**Record excerpts**
»»

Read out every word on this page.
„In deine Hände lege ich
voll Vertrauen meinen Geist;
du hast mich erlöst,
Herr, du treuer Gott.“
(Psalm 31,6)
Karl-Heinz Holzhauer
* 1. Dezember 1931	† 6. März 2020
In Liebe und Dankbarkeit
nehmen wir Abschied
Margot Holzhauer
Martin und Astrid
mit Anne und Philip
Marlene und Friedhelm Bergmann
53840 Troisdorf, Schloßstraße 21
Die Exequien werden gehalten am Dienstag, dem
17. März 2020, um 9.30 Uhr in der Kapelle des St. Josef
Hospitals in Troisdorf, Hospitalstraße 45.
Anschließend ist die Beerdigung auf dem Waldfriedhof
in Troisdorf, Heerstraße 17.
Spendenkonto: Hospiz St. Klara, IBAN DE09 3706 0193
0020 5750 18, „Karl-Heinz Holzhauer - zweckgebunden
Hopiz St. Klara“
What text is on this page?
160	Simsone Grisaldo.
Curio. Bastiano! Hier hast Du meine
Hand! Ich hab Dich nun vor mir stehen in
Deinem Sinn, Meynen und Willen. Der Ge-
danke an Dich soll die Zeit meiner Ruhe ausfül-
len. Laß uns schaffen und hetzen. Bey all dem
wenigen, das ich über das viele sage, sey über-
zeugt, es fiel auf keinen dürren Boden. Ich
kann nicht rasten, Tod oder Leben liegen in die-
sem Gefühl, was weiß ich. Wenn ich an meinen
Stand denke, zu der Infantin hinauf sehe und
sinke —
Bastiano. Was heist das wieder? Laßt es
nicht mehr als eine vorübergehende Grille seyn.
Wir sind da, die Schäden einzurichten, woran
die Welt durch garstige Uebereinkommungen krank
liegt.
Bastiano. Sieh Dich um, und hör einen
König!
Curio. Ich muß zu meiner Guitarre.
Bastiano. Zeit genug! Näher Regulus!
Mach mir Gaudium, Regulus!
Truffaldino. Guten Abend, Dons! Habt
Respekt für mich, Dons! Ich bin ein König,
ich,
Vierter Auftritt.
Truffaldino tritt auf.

««

Work out how many lines of the data above contain the string "this" and give the number alone.

2